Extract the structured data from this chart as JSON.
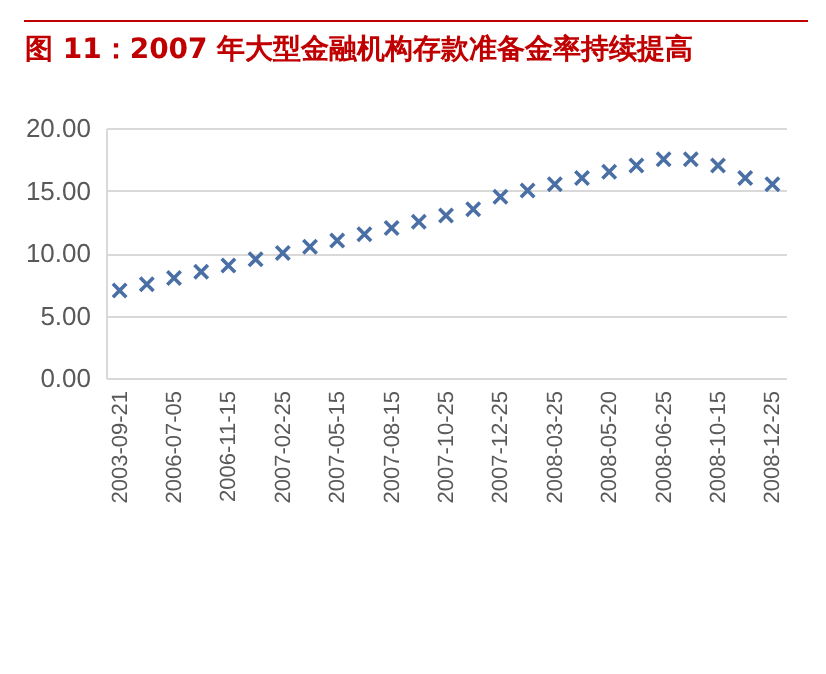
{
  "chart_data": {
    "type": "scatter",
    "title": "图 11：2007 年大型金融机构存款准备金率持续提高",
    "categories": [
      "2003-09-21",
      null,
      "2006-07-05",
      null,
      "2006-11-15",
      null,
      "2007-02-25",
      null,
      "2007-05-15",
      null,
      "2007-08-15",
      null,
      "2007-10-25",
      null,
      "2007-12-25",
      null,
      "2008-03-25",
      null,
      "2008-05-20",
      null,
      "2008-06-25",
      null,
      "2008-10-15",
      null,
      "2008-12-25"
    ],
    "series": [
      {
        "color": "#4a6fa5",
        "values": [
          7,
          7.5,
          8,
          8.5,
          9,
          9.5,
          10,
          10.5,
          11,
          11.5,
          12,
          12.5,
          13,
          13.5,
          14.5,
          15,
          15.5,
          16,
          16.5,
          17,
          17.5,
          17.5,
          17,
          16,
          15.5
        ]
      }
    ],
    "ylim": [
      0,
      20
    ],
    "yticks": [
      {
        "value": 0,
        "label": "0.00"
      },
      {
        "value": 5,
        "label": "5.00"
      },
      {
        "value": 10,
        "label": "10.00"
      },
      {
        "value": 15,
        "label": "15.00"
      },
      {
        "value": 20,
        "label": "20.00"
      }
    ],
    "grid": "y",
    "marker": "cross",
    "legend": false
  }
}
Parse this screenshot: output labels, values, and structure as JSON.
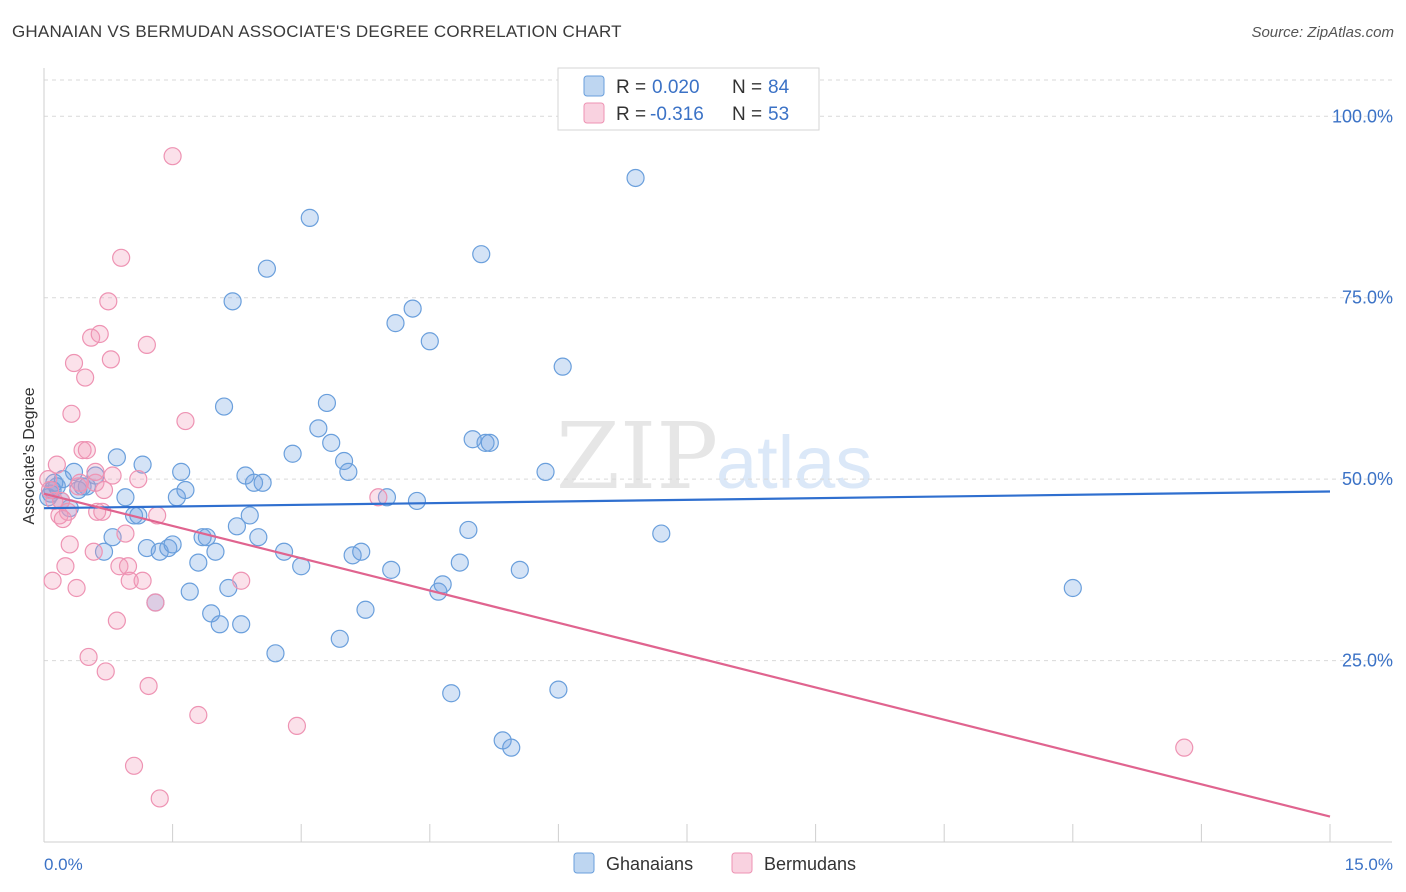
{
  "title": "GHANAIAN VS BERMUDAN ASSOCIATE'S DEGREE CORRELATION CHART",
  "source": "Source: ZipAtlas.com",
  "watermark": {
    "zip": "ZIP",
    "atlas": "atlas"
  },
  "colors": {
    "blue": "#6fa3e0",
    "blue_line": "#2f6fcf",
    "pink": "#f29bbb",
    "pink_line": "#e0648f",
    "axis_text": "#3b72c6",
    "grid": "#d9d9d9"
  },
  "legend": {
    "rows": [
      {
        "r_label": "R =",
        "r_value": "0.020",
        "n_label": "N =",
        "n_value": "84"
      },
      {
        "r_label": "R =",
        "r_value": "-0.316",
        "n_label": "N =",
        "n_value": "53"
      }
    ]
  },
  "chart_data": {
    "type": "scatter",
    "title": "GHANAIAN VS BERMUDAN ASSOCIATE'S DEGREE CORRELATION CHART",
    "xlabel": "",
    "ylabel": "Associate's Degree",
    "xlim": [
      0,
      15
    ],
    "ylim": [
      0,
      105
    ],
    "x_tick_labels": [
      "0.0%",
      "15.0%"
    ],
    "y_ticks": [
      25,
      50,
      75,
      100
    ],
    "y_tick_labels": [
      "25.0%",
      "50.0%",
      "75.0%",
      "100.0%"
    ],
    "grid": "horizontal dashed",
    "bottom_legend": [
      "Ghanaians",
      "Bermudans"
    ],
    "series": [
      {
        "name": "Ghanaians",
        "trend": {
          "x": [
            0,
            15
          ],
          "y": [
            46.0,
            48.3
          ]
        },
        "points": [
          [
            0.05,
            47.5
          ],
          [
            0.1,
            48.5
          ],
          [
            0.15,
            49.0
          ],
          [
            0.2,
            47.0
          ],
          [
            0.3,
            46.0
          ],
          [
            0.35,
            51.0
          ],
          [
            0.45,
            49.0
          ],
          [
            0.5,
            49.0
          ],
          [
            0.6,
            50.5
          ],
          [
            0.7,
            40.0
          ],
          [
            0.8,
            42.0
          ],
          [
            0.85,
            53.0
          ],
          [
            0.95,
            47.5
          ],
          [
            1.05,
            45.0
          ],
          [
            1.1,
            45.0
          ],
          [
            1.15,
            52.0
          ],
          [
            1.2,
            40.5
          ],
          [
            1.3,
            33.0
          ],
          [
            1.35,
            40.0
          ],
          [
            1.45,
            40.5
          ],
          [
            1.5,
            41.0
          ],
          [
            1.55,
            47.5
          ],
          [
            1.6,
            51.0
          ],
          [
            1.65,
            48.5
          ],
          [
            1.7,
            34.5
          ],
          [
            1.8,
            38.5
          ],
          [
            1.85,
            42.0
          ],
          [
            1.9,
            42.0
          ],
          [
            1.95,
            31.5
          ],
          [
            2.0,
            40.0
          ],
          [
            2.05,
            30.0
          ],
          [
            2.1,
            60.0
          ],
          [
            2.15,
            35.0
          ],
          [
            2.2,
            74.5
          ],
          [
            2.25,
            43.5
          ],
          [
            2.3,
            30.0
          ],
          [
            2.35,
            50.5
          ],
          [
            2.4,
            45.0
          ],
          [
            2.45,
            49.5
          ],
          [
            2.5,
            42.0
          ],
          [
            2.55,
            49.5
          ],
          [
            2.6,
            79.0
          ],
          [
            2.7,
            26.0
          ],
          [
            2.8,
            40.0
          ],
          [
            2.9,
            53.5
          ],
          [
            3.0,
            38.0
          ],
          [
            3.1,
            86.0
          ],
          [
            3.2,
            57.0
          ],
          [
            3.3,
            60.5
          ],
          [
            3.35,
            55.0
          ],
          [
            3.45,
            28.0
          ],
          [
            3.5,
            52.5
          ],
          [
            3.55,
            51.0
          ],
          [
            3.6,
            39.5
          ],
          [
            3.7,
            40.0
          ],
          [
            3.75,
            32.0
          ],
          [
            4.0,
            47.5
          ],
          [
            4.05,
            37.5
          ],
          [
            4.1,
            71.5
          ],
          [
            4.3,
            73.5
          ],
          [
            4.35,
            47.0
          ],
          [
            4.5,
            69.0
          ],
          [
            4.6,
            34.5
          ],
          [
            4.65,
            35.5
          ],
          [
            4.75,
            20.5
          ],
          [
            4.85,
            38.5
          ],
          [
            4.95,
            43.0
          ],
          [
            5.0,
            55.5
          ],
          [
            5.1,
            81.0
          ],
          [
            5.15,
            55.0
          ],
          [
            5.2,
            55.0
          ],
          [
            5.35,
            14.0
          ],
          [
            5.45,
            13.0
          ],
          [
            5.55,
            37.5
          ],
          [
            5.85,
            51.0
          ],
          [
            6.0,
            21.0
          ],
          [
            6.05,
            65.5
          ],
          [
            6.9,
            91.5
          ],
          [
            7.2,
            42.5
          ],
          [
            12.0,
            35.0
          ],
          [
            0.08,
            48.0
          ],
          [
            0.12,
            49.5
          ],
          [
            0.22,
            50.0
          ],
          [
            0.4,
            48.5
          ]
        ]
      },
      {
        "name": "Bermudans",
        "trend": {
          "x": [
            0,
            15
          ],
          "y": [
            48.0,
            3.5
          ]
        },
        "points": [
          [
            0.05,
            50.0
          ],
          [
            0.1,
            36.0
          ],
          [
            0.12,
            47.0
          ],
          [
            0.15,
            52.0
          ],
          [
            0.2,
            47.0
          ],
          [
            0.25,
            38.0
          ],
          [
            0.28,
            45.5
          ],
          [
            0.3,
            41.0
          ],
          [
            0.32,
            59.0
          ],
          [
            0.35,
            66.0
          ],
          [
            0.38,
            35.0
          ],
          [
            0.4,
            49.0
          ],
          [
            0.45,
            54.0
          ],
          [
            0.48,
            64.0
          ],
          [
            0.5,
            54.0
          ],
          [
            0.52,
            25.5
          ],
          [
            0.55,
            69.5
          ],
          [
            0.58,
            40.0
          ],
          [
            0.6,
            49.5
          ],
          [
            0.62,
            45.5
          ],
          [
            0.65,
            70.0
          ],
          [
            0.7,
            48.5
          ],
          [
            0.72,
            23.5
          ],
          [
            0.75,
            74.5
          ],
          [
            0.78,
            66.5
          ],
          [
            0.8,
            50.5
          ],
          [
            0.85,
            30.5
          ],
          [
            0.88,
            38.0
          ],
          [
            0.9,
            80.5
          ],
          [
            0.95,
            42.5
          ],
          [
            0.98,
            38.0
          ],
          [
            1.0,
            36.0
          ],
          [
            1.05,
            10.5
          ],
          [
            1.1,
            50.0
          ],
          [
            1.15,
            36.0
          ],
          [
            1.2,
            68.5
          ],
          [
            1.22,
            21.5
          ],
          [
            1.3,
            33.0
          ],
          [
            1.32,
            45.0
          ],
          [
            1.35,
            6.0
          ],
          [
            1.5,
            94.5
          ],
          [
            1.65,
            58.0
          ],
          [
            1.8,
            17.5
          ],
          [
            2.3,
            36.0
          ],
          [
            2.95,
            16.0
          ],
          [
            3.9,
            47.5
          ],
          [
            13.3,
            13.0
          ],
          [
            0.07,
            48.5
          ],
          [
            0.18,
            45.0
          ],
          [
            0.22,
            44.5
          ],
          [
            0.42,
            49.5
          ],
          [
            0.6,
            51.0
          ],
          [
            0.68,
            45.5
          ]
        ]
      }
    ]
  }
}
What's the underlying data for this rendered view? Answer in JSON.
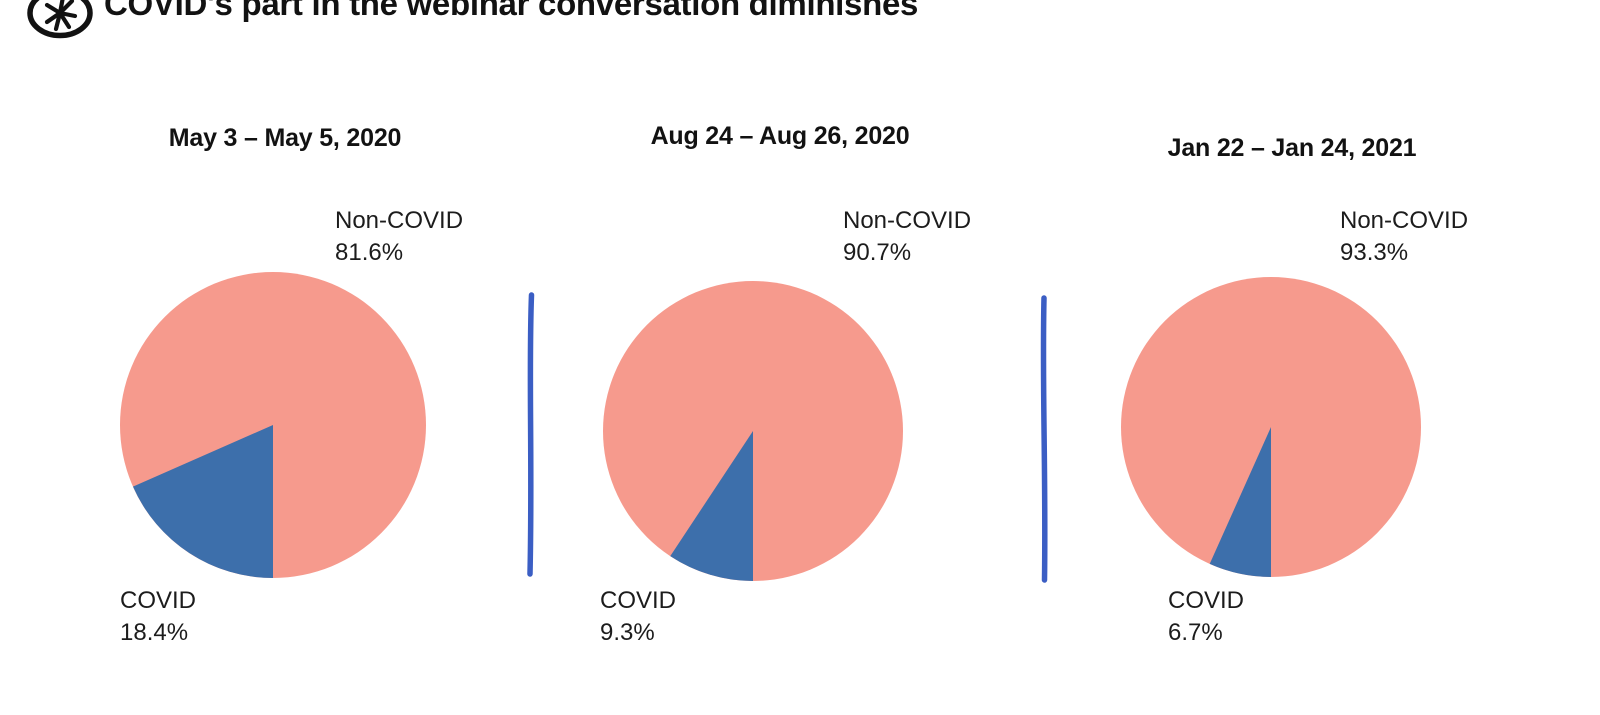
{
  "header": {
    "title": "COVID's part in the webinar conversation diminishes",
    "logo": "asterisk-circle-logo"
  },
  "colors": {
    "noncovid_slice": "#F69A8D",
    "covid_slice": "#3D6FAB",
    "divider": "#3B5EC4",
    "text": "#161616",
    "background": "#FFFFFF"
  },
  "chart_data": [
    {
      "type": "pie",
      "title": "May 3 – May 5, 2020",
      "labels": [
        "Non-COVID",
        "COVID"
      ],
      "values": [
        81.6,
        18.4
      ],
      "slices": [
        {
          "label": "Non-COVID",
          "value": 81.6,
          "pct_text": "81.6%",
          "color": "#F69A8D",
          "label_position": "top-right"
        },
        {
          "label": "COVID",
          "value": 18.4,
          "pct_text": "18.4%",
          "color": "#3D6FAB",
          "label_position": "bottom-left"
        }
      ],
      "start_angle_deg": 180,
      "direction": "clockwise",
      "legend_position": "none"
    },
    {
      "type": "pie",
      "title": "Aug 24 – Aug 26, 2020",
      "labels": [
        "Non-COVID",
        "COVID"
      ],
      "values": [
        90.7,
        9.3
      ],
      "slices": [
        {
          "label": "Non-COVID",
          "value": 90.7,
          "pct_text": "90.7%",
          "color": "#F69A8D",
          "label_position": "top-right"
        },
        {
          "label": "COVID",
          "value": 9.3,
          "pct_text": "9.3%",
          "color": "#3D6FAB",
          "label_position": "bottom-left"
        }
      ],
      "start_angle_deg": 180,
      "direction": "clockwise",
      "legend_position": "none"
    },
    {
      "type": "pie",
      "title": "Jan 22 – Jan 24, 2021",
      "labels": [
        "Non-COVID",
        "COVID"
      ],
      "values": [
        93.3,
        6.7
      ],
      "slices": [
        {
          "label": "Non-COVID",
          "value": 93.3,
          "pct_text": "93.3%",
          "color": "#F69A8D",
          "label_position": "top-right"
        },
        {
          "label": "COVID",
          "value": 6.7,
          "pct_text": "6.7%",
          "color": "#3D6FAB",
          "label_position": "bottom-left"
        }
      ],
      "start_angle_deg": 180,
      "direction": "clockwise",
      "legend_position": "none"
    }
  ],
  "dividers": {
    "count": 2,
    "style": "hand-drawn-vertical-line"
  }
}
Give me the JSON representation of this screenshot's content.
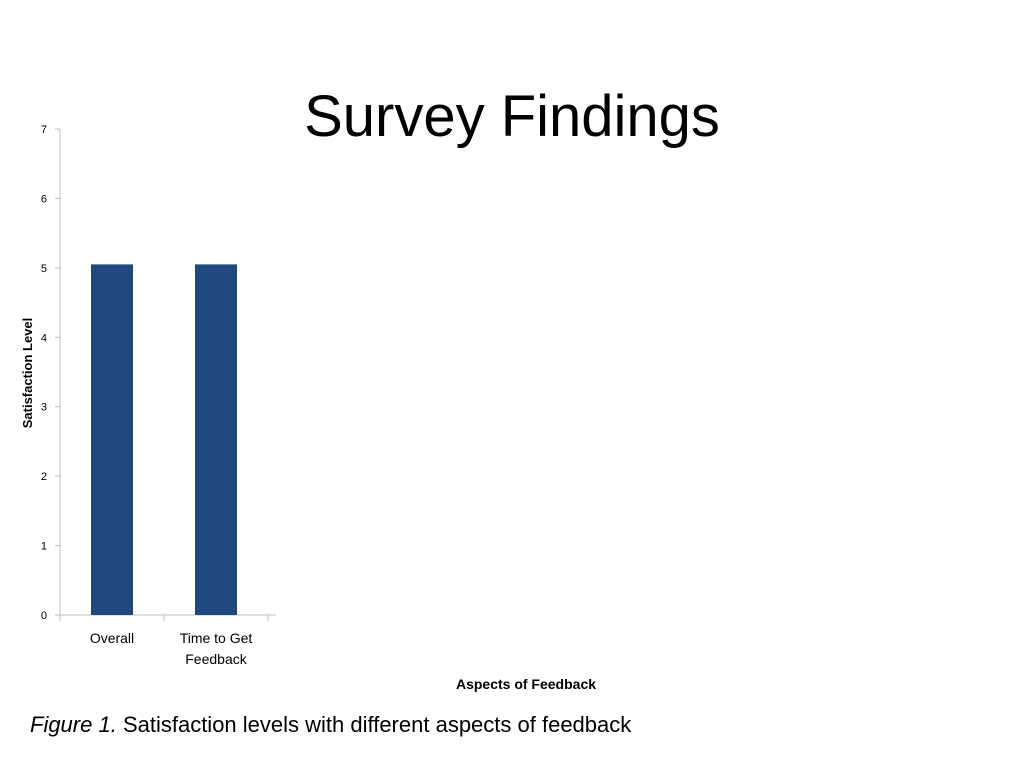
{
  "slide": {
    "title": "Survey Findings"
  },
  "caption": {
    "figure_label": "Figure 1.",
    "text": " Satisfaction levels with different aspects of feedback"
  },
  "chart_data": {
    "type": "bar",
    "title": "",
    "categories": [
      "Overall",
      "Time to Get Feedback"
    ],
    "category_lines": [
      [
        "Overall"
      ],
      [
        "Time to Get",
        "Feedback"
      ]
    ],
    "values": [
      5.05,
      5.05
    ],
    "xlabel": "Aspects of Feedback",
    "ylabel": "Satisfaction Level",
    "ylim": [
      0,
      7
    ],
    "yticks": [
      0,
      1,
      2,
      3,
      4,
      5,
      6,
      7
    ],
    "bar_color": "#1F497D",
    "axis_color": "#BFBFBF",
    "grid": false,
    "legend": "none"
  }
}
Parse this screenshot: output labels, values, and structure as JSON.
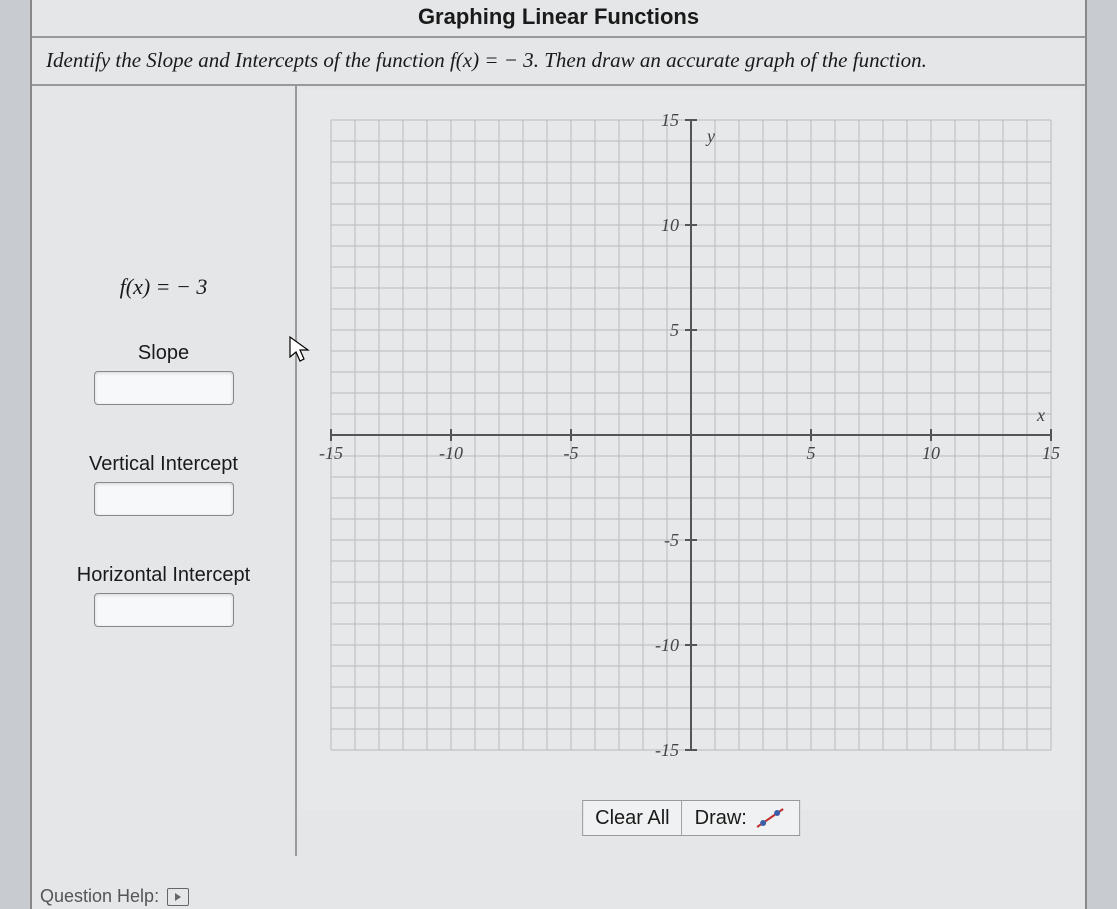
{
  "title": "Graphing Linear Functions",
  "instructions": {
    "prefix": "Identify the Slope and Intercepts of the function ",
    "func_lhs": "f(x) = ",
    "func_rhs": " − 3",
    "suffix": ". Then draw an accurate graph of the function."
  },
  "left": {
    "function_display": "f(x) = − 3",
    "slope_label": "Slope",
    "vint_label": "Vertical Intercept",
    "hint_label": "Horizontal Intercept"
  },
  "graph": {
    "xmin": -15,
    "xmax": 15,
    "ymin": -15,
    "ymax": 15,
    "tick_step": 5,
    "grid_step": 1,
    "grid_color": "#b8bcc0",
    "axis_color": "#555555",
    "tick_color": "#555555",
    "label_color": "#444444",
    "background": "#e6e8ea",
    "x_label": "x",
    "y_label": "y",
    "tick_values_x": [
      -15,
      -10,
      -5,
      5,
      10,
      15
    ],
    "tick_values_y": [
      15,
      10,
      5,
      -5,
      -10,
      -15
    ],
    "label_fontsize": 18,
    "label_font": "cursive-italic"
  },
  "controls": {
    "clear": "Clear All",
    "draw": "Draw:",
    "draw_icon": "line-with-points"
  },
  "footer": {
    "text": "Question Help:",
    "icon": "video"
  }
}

_ _ _ _ _ _ _

_WHAT IS BEING ASKED_
Where a line of the data holds "with", show that line.

_CORRECT OUTPUT_
    "text": " Satisfaction levels with different aspects of feedback"
    "draw_icon": "line-with-points"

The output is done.